───── Records to use

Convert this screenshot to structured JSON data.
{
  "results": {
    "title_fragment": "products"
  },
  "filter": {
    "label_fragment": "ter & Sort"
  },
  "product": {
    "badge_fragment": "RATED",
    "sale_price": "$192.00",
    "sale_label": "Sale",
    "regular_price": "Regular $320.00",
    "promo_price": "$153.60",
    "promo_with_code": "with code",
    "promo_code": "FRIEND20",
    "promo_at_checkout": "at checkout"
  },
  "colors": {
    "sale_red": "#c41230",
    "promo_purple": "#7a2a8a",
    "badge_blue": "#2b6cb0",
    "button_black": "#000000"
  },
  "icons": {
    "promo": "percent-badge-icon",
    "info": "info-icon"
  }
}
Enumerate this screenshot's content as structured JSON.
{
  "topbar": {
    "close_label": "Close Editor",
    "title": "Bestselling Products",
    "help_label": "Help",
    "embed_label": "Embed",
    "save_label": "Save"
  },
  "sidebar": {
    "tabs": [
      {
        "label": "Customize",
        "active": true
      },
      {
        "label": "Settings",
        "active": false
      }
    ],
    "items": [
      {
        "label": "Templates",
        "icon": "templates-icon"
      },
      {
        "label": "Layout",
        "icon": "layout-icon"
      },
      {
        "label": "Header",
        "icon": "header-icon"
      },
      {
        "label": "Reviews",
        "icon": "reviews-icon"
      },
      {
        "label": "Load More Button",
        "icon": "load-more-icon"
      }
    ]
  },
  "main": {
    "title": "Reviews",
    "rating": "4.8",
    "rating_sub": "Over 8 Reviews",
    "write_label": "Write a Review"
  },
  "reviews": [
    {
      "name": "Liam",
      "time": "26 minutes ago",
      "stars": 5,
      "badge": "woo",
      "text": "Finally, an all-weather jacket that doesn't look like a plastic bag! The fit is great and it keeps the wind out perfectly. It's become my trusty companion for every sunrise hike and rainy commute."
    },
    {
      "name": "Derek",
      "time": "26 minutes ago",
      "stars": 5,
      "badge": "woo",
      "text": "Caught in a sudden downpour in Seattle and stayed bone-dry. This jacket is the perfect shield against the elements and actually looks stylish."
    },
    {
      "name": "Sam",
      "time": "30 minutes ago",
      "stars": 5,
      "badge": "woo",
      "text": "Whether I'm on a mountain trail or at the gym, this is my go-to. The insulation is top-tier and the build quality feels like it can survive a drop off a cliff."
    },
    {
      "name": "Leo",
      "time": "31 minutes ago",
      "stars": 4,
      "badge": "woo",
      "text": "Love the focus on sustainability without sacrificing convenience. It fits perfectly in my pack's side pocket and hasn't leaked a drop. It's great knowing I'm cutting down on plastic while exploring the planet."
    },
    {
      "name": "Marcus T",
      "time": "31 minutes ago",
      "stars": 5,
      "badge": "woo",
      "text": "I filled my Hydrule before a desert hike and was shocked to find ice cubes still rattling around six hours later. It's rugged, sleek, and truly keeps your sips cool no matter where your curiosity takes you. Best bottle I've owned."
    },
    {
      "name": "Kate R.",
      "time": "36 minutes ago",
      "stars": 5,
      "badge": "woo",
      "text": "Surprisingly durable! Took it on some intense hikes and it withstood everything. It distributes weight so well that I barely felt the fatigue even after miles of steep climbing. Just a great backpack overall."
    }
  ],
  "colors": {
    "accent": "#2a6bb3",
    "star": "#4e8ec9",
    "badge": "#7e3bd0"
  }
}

──────────

Goal:
Output the lines above verbatim and in full.

Full output:
Convert this screenshot to structured JSON data.
{
  "results": {
    "title_fragment": "products"
  },
  "filter": {
    "label_fragment": "ter & Sort"
  },
  "product": {
    "badge_fragment": "RATED",
    "sale_price": "$192.00",
    "sale_label": "Sale",
    "regular_price": "Regular $320.00",
    "promo_price": "$153.60",
    "promo_with_code": "with code",
    "promo_code": "FRIEND20",
    "promo_at_checkout": "at checkout"
  },
  "colors": {
    "sale_red": "#c41230",
    "promo_purple": "#7a2a8a",
    "badge_blue": "#2b6cb0",
    "button_black": "#000000"
  },
  "icons": {
    "promo": "percent-badge-icon",
    "info": "info-icon"
  }
}
Enumerate this screenshot's content as structured JSON.
{
  "topbar": {
    "close_label": "Close Editor",
    "title": "Bestselling Products",
    "help_label": "Help",
    "embed_label": "Embed",
    "save_label": "Save"
  },
  "sidebar": {
    "tabs": [
      {
        "label": "Customize",
        "active": true
      },
      {
        "label": "Settings",
        "active": false
      }
    ],
    "items": [
      {
        "label": "Templates",
        "icon": "templates-icon"
      },
      {
        "label": "Layout",
        "icon": "layout-icon"
      },
      {
        "label": "Header",
        "icon": "header-icon"
      },
      {
        "label": "Reviews",
        "icon": "reviews-icon"
      },
      {
        "label": "Load More Button",
        "icon": "load-more-icon"
      }
    ]
  },
  "main": {
    "title": "Reviews",
    "rating": "4.8",
    "rating_sub": "Over 8 Reviews",
    "write_label": "Write a Review"
  },
  "reviews": [
    {
      "name": "Liam",
      "time": "26 minutes ago",
      "stars": 5,
      "badge": "woo",
      "text": "Finally, an all-weather jacket that doesn't look like a plastic bag! The fit is great and it keeps the wind out perfectly. It's become my trusty companion for every sunrise hike and rainy commute."
    },
    {
      "name": "Derek",
      "time": "26 minutes ago",
      "stars": 5,
      "badge": "woo",
      "text": "Caught in a sudden downpour in Seattle and stayed bone-dry. This jacket is the perfect shield against the elements and actually looks stylish."
    },
    {
      "name": "Sam",
      "time": "30 minutes ago",
      "stars": 5,
      "badge": "woo",
      "text": "Whether I'm on a mountain trail or at the gym, this is my go-to. The insulation is top-tier and the build quality feels like it can survive a drop off a cliff."
    },
    {
      "name": "Leo",
      "time": "31 minutes ago",
      "stars": 4,
      "badge": "woo",
      "text": "Love the focus on sustainability without sacrificing convenience. It fits perfectly in my pack's side pocket and hasn't leaked a drop. It's great knowing I'm cutting down on plastic while exploring the planet."
    },
    {
      "name": "Marcus T",
      "time": "31 minutes ago",
      "stars": 5,
      "badge": "woo",
      "text": "I filled my Hydrule before a desert hike and was shocked to find ice cubes still rattling around six hours later. It's rugged, sleek, and truly keeps your sips cool no matter where your curiosity takes you. Best bottle I've owned."
    },
    {
      "name": "Kate R.",
      "time": "36 minutes ago",
      "stars": 5,
      "badge": "woo",
      "text": "Surprisingly durable! Took it on some intense hikes and it withstood everything. It distributes weight so well that I barely felt the fatigue even after miles of steep climbing. Just a great backpack overall."
    }
  ],
  "colors": {
    "accent": "#2a6bb3",
    "star": "#4e8ec9",
    "badge": "#7e3bd0"
  }
}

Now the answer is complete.